Your instructions
The result should be the listing below restated word for word, with images left out.

Working data
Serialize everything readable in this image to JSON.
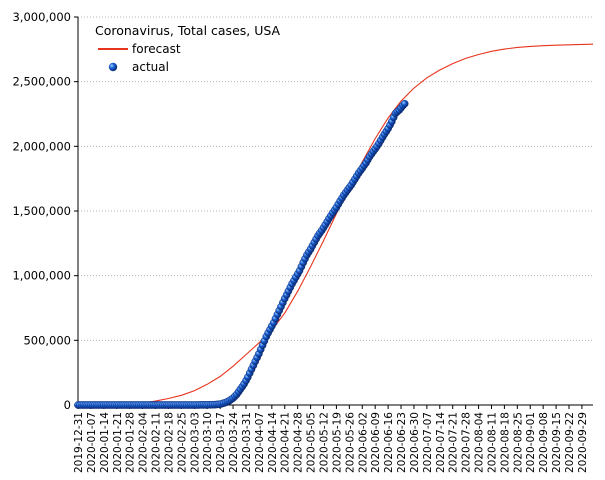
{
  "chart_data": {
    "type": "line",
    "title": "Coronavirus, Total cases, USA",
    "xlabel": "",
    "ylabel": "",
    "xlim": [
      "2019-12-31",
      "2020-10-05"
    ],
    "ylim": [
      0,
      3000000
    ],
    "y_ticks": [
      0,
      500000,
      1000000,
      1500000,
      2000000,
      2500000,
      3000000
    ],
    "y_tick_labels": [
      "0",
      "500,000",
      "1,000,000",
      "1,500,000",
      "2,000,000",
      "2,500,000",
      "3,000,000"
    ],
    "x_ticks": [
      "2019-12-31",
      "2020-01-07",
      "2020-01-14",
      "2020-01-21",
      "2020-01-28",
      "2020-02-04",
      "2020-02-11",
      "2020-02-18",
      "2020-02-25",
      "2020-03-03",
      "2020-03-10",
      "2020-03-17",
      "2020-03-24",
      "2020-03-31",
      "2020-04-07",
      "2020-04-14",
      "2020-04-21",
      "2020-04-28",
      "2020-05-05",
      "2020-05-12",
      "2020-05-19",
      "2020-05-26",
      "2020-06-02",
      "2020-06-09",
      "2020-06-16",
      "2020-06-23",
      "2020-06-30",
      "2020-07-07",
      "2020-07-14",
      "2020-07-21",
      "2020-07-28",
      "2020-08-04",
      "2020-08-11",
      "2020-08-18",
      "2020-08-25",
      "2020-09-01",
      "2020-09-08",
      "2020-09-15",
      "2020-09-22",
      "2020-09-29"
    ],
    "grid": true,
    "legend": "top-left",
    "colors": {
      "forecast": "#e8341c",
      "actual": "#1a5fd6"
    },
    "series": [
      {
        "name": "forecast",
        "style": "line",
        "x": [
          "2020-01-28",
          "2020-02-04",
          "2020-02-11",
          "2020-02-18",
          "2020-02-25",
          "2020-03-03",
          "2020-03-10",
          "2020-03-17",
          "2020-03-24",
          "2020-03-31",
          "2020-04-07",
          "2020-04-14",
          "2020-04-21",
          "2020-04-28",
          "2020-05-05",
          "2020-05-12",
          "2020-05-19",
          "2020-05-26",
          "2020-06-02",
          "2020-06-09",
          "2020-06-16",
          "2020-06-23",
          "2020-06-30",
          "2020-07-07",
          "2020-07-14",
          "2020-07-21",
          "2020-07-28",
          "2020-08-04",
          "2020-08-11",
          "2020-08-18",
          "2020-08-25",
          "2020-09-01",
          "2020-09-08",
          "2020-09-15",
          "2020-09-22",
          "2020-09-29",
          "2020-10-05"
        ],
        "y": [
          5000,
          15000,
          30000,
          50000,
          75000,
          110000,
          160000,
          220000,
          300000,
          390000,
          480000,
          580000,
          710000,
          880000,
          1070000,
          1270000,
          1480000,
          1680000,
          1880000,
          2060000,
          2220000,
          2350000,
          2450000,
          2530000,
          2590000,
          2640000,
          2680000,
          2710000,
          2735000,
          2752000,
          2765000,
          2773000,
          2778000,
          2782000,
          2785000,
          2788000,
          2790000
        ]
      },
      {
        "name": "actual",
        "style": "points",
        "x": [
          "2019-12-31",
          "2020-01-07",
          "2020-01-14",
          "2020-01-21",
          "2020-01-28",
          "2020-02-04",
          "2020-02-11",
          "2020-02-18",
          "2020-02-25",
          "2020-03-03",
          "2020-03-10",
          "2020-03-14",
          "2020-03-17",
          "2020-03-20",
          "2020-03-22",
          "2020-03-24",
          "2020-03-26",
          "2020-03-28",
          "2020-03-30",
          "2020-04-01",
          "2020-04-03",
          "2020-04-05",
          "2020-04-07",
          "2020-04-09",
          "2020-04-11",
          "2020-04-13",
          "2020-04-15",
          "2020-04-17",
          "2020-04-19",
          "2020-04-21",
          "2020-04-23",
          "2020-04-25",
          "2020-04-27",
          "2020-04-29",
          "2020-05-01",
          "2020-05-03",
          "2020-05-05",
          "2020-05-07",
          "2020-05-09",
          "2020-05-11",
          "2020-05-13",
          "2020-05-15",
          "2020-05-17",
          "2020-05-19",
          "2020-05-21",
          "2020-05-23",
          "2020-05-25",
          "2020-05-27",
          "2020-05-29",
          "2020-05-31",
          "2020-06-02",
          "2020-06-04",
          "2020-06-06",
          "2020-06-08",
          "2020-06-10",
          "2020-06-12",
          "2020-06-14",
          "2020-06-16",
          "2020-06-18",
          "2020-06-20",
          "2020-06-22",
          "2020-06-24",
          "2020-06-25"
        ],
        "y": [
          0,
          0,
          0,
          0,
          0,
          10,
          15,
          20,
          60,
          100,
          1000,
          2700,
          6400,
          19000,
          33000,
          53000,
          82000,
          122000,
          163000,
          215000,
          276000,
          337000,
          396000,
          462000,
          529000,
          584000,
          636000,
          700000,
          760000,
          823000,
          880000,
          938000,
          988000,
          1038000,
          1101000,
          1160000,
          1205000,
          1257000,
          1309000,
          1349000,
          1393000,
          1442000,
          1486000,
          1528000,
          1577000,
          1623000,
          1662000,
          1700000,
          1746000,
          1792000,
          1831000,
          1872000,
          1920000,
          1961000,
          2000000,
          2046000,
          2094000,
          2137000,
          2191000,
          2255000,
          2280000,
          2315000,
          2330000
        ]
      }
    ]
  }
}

Written response
Serialize everything readable in this image to JSON.
{
  "chart_data": {
    "type": "line",
    "title": "Coronavirus, Total cases, USA",
    "xlabel": "",
    "ylabel": "",
    "xlim": [
      "2019-12-31",
      "2020-10-05"
    ],
    "ylim": [
      0,
      3000000
    ],
    "y_ticks": [
      0,
      500000,
      1000000,
      1500000,
      2000000,
      2500000,
      3000000
    ],
    "y_tick_labels": [
      "0",
      "500,000",
      "1,000,000",
      "1,500,000",
      "2,000,000",
      "2,500,000",
      "3,000,000"
    ],
    "x_ticks": [
      "2019-12-31",
      "2020-01-07",
      "2020-01-14",
      "2020-01-21",
      "2020-01-28",
      "2020-02-04",
      "2020-02-11",
      "2020-02-18",
      "2020-02-25",
      "2020-03-03",
      "2020-03-10",
      "2020-03-17",
      "2020-03-24",
      "2020-03-31",
      "2020-04-07",
      "2020-04-14",
      "2020-04-21",
      "2020-04-28",
      "2020-05-05",
      "2020-05-12",
      "2020-05-19",
      "2020-05-26",
      "2020-06-02",
      "2020-06-09",
      "2020-06-16",
      "2020-06-23",
      "2020-06-30",
      "2020-07-07",
      "2020-07-14",
      "2020-07-21",
      "2020-07-28",
      "2020-08-04",
      "2020-08-11",
      "2020-08-18",
      "2020-08-25",
      "2020-09-01",
      "2020-09-08",
      "2020-09-15",
      "2020-09-22",
      "2020-09-29"
    ],
    "grid": true,
    "legend": "top-left",
    "colors": {
      "forecast": "#e8341c",
      "actual": "#1a5fd6"
    },
    "series": [
      {
        "name": "forecast",
        "style": "line",
        "x": [
          "2020-01-28",
          "2020-02-04",
          "2020-02-11",
          "2020-02-18",
          "2020-02-25",
          "2020-03-03",
          "2020-03-10",
          "2020-03-17",
          "2020-03-24",
          "2020-03-31",
          "2020-04-07",
          "2020-04-14",
          "2020-04-21",
          "2020-04-28",
          "2020-05-05",
          "2020-05-12",
          "2020-05-19",
          "2020-05-26",
          "2020-06-02",
          "2020-06-09",
          "2020-06-16",
          "2020-06-23",
          "2020-06-30",
          "2020-07-07",
          "2020-07-14",
          "2020-07-21",
          "2020-07-28",
          "2020-08-04",
          "2020-08-11",
          "2020-08-18",
          "2020-08-25",
          "2020-09-01",
          "2020-09-08",
          "2020-09-15",
          "2020-09-22",
          "2020-09-29",
          "2020-10-05"
        ],
        "y": [
          5000,
          15000,
          30000,
          50000,
          75000,
          110000,
          160000,
          220000,
          300000,
          390000,
          480000,
          580000,
          710000,
          880000,
          1070000,
          1270000,
          1480000,
          1680000,
          1880000,
          2060000,
          2220000,
          2350000,
          2450000,
          2530000,
          2590000,
          2640000,
          2680000,
          2710000,
          2735000,
          2752000,
          2765000,
          2773000,
          2778000,
          2782000,
          2785000,
          2788000,
          2790000
        ]
      },
      {
        "name": "actual",
        "style": "points",
        "x": [
          "2019-12-31",
          "2020-01-07",
          "2020-01-14",
          "2020-01-21",
          "2020-01-28",
          "2020-02-04",
          "2020-02-11",
          "2020-02-18",
          "2020-02-25",
          "2020-03-03",
          "2020-03-10",
          "2020-03-14",
          "2020-03-17",
          "2020-03-20",
          "2020-03-22",
          "2020-03-24",
          "2020-03-26",
          "2020-03-28",
          "2020-03-30",
          "2020-04-01",
          "2020-04-03",
          "2020-04-05",
          "2020-04-07",
          "2020-04-09",
          "2020-04-11",
          "2020-04-13",
          "2020-04-15",
          "2020-04-17",
          "2020-04-19",
          "2020-04-21",
          "2020-04-23",
          "2020-04-25",
          "2020-04-27",
          "2020-04-29",
          "2020-05-01",
          "2020-05-03",
          "2020-05-05",
          "2020-05-07",
          "2020-05-09",
          "2020-05-11",
          "2020-05-13",
          "2020-05-15",
          "2020-05-17",
          "2020-05-19",
          "2020-05-21",
          "2020-05-23",
          "2020-05-25",
          "2020-05-27",
          "2020-05-29",
          "2020-05-31",
          "2020-06-02",
          "2020-06-04",
          "2020-06-06",
          "2020-06-08",
          "2020-06-10",
          "2020-06-12",
          "2020-06-14",
          "2020-06-16",
          "2020-06-18",
          "2020-06-20",
          "2020-06-22",
          "2020-06-24",
          "2020-06-25"
        ],
        "y": [
          0,
          0,
          0,
          0,
          0,
          10,
          15,
          20,
          60,
          100,
          1000,
          2700,
          6400,
          19000,
          33000,
          53000,
          82000,
          122000,
          163000,
          215000,
          276000,
          337000,
          396000,
          462000,
          529000,
          584000,
          636000,
          700000,
          760000,
          823000,
          880000,
          938000,
          988000,
          1038000,
          1101000,
          1160000,
          1205000,
          1257000,
          1309000,
          1349000,
          1393000,
          1442000,
          1486000,
          1528000,
          1577000,
          1623000,
          1662000,
          1700000,
          1746000,
          1792000,
          1831000,
          1872000,
          1920000,
          1961000,
          2000000,
          2046000,
          2094000,
          2137000,
          2191000,
          2255000,
          2280000,
          2315000,
          2330000
        ]
      }
    ]
  }
}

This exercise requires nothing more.